** Start of Input data **

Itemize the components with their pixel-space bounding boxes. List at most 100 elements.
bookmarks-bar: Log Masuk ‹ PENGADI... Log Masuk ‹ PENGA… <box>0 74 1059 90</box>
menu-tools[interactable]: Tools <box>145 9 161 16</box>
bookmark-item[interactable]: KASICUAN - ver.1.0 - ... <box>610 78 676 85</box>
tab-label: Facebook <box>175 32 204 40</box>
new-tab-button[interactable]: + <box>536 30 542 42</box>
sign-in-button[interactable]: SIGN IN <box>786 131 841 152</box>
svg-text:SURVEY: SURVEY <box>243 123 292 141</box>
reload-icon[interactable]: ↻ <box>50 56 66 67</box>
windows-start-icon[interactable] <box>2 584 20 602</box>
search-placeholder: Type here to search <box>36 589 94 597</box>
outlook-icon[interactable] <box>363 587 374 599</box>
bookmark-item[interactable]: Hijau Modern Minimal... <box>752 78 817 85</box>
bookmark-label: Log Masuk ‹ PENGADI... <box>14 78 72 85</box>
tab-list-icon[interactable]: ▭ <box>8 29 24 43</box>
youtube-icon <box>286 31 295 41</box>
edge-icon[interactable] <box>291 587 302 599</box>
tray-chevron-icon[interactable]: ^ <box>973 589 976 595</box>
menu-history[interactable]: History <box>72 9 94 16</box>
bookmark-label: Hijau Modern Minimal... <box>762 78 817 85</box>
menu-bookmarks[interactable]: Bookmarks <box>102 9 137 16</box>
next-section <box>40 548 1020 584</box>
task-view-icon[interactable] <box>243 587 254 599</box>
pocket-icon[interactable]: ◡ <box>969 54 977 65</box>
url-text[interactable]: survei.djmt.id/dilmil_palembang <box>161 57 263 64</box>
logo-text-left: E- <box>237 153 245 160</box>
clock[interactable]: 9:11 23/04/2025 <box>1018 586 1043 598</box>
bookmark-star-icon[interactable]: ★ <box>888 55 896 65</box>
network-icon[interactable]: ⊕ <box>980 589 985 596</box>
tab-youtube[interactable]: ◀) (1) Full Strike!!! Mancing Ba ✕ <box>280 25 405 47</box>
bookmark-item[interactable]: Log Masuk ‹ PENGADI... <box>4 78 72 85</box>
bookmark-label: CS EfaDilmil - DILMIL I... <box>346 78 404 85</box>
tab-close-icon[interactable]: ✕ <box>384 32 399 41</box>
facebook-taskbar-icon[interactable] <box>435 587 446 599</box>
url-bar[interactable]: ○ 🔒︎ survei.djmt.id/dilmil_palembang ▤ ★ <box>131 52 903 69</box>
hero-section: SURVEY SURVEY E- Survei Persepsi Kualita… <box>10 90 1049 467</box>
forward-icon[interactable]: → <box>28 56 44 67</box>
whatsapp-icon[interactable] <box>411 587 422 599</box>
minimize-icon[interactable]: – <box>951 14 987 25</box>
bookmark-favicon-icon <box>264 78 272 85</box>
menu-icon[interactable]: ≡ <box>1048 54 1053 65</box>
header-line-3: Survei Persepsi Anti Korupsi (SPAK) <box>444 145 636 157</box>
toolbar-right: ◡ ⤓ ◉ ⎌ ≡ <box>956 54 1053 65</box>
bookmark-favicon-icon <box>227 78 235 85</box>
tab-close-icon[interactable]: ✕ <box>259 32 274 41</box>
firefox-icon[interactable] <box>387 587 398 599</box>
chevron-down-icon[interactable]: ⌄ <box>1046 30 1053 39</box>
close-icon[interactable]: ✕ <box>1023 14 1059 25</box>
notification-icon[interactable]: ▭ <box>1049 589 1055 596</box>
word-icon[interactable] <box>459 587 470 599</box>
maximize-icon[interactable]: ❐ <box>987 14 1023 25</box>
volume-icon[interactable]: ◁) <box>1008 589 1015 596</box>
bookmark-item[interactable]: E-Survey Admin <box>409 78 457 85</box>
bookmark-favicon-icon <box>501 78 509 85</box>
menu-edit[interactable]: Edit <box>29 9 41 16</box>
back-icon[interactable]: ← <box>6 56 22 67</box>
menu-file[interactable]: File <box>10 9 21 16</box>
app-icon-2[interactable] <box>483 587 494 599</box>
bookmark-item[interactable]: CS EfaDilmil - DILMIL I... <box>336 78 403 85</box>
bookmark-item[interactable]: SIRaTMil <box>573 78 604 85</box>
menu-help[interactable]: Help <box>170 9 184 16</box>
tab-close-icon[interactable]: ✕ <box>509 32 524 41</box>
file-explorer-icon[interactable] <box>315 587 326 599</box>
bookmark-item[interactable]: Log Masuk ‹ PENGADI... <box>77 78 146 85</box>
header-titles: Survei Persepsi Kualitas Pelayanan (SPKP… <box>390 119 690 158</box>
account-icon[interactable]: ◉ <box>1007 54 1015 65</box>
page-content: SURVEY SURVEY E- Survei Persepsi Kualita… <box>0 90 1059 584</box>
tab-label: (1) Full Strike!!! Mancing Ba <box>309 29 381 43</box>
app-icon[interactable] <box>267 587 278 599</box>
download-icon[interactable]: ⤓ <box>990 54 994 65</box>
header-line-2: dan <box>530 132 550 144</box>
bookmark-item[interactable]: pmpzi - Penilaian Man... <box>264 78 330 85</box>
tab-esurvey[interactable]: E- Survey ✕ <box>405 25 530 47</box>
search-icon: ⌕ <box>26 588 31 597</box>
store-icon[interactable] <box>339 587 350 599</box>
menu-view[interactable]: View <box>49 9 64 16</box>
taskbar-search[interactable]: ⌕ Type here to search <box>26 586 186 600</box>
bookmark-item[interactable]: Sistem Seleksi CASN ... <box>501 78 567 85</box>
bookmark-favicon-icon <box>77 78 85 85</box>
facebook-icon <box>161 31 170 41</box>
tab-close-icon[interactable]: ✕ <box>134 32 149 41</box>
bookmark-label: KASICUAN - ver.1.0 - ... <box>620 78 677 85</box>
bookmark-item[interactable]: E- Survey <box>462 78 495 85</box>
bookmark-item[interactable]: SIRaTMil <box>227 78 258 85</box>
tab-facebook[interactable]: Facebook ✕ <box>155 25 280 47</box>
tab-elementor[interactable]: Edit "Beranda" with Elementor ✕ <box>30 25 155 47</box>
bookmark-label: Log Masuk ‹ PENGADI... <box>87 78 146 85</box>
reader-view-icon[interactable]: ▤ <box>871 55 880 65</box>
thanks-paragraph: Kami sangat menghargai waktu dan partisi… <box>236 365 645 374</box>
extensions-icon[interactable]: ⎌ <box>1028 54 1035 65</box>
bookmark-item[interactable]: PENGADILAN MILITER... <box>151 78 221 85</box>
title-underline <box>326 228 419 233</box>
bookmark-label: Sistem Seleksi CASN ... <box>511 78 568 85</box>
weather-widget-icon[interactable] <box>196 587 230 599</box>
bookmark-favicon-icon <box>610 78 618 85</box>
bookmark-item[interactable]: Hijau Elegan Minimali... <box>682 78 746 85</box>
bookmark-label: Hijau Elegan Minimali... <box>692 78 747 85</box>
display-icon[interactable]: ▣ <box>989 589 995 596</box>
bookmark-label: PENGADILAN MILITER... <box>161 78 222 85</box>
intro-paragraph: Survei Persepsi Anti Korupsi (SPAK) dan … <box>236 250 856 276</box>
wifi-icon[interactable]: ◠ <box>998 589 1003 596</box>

** End of Input data **

Copy out every one of the records above word for word, with no changes.

Itemize the components with their pixel-space bounding boxes. List at most 100 elements.
bookmarks-bar: Log Masuk ‹ PENGADI... Log Masuk ‹ PENGA… <box>0 74 1059 90</box>
menu-tools[interactable]: Tools <box>145 9 161 16</box>
bookmark-item[interactable]: KASICUAN - ver.1.0 - ... <box>610 78 676 85</box>
tab-label: Facebook <box>175 32 204 40</box>
new-tab-button[interactable]: + <box>536 30 542 42</box>
sign-in-button[interactable]: SIGN IN <box>786 131 841 152</box>
svg-text:SURVEY: SURVEY <box>243 123 292 141</box>
reload-icon[interactable]: ↻ <box>50 56 66 67</box>
windows-start-icon[interactable] <box>2 584 20 602</box>
search-placeholder: Type here to search <box>36 589 94 597</box>
outlook-icon[interactable] <box>363 587 374 599</box>
bookmark-item[interactable]: Hijau Modern Minimal... <box>752 78 817 85</box>
bookmark-label: Log Masuk ‹ PENGADI... <box>14 78 72 85</box>
tab-list-icon[interactable]: ▭ <box>8 29 24 43</box>
youtube-icon <box>286 31 295 41</box>
edge-icon[interactable] <box>291 587 302 599</box>
tray-chevron-icon[interactable]: ^ <box>973 589 976 595</box>
menu-history[interactable]: History <box>72 9 94 16</box>
bookmark-label: Hijau Modern Minimal... <box>762 78 817 85</box>
menu-bookmarks[interactable]: Bookmarks <box>102 9 137 16</box>
next-section <box>40 548 1020 584</box>
task-view-icon[interactable] <box>243 587 254 599</box>
pocket-icon[interactable]: ◡ <box>969 54 977 65</box>
url-text[interactable]: survei.djmt.id/dilmil_palembang <box>161 57 263 64</box>
logo-text-left: E- <box>237 153 245 160</box>
clock[interactable]: 9:11 23/04/2025 <box>1018 586 1043 598</box>
bookmark-star-icon[interactable]: ★ <box>888 55 896 65</box>
network-icon[interactable]: ⊕ <box>980 589 985 596</box>
tab-youtube[interactable]: ◀) (1) Full Strike!!! Mancing Ba ✕ <box>280 25 405 47</box>
bookmark-item[interactable]: Log Masuk ‹ PENGADI... <box>4 78 72 85</box>
bookmark-label: CS EfaDilmil - DILMIL I... <box>346 78 404 85</box>
tab-close-icon[interactable]: ✕ <box>384 32 399 41</box>
facebook-taskbar-icon[interactable] <box>435 587 446 599</box>
url-bar[interactable]: ○ 🔒︎ survei.djmt.id/dilmil_palembang ▤ ★ <box>131 52 903 69</box>
hero-section: SURVEY SURVEY E- Survei Persepsi Kualita… <box>10 90 1049 467</box>
forward-icon[interactable]: → <box>28 56 44 67</box>
whatsapp-icon[interactable] <box>411 587 422 599</box>
minimize-icon[interactable]: – <box>951 14 987 25</box>
bookmark-favicon-icon <box>264 78 272 85</box>
menu-icon[interactable]: ≡ <box>1048 54 1053 65</box>
header-line-3: Survei Persepsi Anti Korupsi (SPAK) <box>444 145 636 157</box>
toolbar-right: ◡ ⤓ ◉ ⎌ ≡ <box>956 54 1053 65</box>
bookmark-favicon-icon <box>227 78 235 85</box>
tab-close-icon[interactable]: ✕ <box>259 32 274 41</box>
firefox-icon[interactable] <box>387 587 398 599</box>
chevron-down-icon[interactable]: ⌄ <box>1046 30 1053 39</box>
close-icon[interactable]: ✕ <box>1023 14 1059 25</box>
notification-icon[interactable]: ▭ <box>1049 589 1055 596</box>
word-icon[interactable] <box>459 587 470 599</box>
maximize-icon[interactable]: ❐ <box>987 14 1023 25</box>
volume-icon[interactable]: ◁) <box>1008 589 1015 596</box>
bookmark-item[interactable]: E-Survey Admin <box>409 78 457 85</box>
bookmark-favicon-icon <box>501 78 509 85</box>
menu-edit[interactable]: Edit <box>29 9 41 16</box>
back-icon[interactable]: ← <box>6 56 22 67</box>
menu-file[interactable]: File <box>10 9 21 16</box>
app-icon-2[interactable] <box>483 587 494 599</box>
bookmark-item[interactable]: CS EfaDilmil - DILMIL I... <box>336 78 403 85</box>
bookmark-item[interactable]: SIRaTMil <box>573 78 604 85</box>
menu-help[interactable]: Help <box>170 9 184 16</box>
tab-close-icon[interactable]: ✕ <box>509 32 524 41</box>
file-explorer-icon[interactable] <box>315 587 326 599</box>
bookmark-item[interactable]: Log Masuk ‹ PENGADI... <box>77 78 146 85</box>
header-titles: Survei Persepsi Kualitas Pelayanan (SPKP… <box>390 119 690 158</box>
account-icon[interactable]: ◉ <box>1007 54 1015 65</box>
page-content: SURVEY SURVEY E- Survei Persepsi Kualita… <box>0 90 1059 584</box>
tab-label: (1) Full Strike!!! Mancing Ba <box>309 29 381 43</box>
app-icon[interactable] <box>267 587 278 599</box>
download-icon[interactable]: ⤓ <box>990 54 994 65</box>
header-line-2: dan <box>530 132 550 144</box>
bookmark-item[interactable]: pmpzi - Penilaian Man... <box>264 78 330 85</box>
tab-esurvey[interactable]: E- Survey ✕ <box>405 25 530 47</box>
search-icon: ⌕ <box>26 588 31 597</box>
store-icon[interactable] <box>339 587 350 599</box>
menu-view[interactable]: View <box>49 9 64 16</box>
taskbar-search[interactable]: ⌕ Type here to search <box>26 586 186 600</box>
bookmark-item[interactable]: Sistem Seleksi CASN ... <box>501 78 567 85</box>
bookmark-favicon-icon <box>77 78 85 85</box>
facebook-icon <box>161 31 170 41</box>
tab-close-icon[interactable]: ✕ <box>134 32 149 41</box>
bookmark-label: KASICUAN - ver.1.0 - ... <box>620 78 677 85</box>
bookmark-item[interactable]: E- Survey <box>462 78 495 85</box>
bookmark-item[interactable]: SIRaTMil <box>227 78 258 85</box>
tab-facebook[interactable]: Facebook ✕ <box>155 25 280 47</box>
tab-elementor[interactable]: Edit "Beranda" with Elementor ✕ <box>30 25 155 47</box>
bookmark-label: Log Masuk ‹ PENGADI... <box>87 78 146 85</box>
reader-view-icon[interactable]: ▤ <box>871 55 880 65</box>
thanks-paragraph: Kami sangat menghargai waktu dan partisi… <box>236 365 645 374</box>
extensions-icon[interactable]: ⎌ <box>1028 54 1035 65</box>
bookmark-item[interactable]: PENGADILAN MILITER... <box>151 78 221 85</box>
title-underline <box>326 228 419 233</box>
bookmark-label: Sistem Seleksi CASN ... <box>511 78 568 85</box>
weather-widget-icon[interactable] <box>196 587 230 599</box>
bookmark-favicon-icon <box>610 78 618 85</box>
bookmark-item[interactable]: Hijau Elegan Minimali... <box>682 78 746 85</box>
bookmark-label: Hijau Elegan Minimali... <box>692 78 747 85</box>
display-icon[interactable]: ▣ <box>989 589 995 596</box>
bookmark-label: PENGADILAN MILITER... <box>161 78 222 85</box>
intro-paragraph: Survei Persepsi Anti Korupsi (SPAK) dan … <box>236 250 856 276</box>
wifi-icon[interactable]: ◠ <box>998 589 1003 596</box>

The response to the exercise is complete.